== WHAT THE TASK ASKS ==
Print all the entries verbatim.

== EXERCISE INPUTS ==
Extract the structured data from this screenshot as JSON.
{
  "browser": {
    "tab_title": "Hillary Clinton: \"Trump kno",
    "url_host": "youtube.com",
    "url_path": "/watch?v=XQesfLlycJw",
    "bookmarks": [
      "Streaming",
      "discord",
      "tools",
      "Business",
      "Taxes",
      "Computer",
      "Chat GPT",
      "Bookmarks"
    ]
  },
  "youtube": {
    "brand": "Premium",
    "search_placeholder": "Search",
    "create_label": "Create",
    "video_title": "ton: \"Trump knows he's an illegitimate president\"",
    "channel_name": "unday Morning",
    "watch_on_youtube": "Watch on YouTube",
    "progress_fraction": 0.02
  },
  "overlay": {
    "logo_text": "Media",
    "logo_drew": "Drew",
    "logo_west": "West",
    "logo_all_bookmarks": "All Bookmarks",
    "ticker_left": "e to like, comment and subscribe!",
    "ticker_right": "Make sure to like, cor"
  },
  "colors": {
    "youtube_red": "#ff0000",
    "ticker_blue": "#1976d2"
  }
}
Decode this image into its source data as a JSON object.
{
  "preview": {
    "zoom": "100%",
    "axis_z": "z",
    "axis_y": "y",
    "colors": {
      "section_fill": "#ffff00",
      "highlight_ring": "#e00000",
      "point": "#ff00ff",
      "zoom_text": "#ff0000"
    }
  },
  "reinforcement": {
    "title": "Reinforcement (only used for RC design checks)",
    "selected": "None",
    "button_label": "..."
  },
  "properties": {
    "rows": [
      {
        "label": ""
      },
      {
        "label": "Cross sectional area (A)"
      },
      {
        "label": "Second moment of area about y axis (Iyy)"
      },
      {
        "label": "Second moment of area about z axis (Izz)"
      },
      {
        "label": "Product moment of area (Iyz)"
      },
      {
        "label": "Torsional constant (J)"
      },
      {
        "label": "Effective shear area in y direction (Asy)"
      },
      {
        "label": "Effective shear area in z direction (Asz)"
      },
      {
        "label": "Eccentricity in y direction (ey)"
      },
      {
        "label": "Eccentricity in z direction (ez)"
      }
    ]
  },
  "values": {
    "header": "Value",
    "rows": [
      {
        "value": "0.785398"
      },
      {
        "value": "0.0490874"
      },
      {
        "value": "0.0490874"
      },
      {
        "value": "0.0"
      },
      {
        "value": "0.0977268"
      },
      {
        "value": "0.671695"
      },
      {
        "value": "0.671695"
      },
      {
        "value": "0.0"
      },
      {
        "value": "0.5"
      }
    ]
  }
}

== ANSWER ==
Extract the structured data from this screenshot as JSON.
{
  "browser": {
    "tab_title": "Hillary Clinton: \"Trump kno",
    "url_host": "youtube.com",
    "url_path": "/watch?v=XQesfLlycJw",
    "bookmarks": [
      "Streaming",
      "discord",
      "tools",
      "Business",
      "Taxes",
      "Computer",
      "Chat GPT",
      "Bookmarks"
    ]
  },
  "youtube": {
    "brand": "Premium",
    "search_placeholder": "Search",
    "create_label": "Create",
    "video_title": "ton: \"Trump knows he's an illegitimate president\"",
    "channel_name": "unday Morning",
    "watch_on_youtube": "Watch on YouTube",
    "progress_fraction": 0.02
  },
  "overlay": {
    "logo_text": "Media",
    "logo_drew": "Drew",
    "logo_west": "West",
    "logo_all_bookmarks": "All Bookmarks",
    "ticker_left": "e to like, comment and subscribe!",
    "ticker_right": "Make sure to like, cor"
  },
  "colors": {
    "youtube_red": "#ff0000",
    "ticker_blue": "#1976d2"
  }
}
Decode this image into its source data as a JSON object.
{
  "preview": {
    "zoom": "100%",
    "axis_z": "z",
    "axis_y": "y",
    "colors": {
      "section_fill": "#ffff00",
      "highlight_ring": "#e00000",
      "point": "#ff00ff",
      "zoom_text": "#ff0000"
    }
  },
  "reinforcement": {
    "title": "Reinforcement (only used for RC design checks)",
    "selected": "None",
    "button_label": "..."
  },
  "properties": {
    "rows": [
      {
        "label": ""
      },
      {
        "label": "Cross sectional area (A)"
      },
      {
        "label": "Second moment of area about y axis (Iyy)"
      },
      {
        "label": "Second moment of area about z axis (Izz)"
      },
      {
        "label": "Product moment of area (Iyz)"
      },
      {
        "label": "Torsional constant (J)"
      },
      {
        "label": "Effective shear area in y direction (Asy)"
      },
      {
        "label": "Effective shear area in z direction (Asz)"
      },
      {
        "label": "Eccentricity in y direction (ey)"
      },
      {
        "label": "Eccentricity in z direction (ez)"
      }
    ]
  },
  "values": {
    "header": "Value",
    "rows": [
      {
        "value": "0.785398"
      },
      {
        "value": "0.0490874"
      },
      {
        "value": "0.0490874"
      },
      {
        "value": "0.0"
      },
      {
        "value": "0.0977268"
      },
      {
        "value": "0.671695"
      },
      {
        "value": "0.671695"
      },
      {
        "value": "0.0"
      },
      {
        "value": "0.5"
      }
    ]
  }
}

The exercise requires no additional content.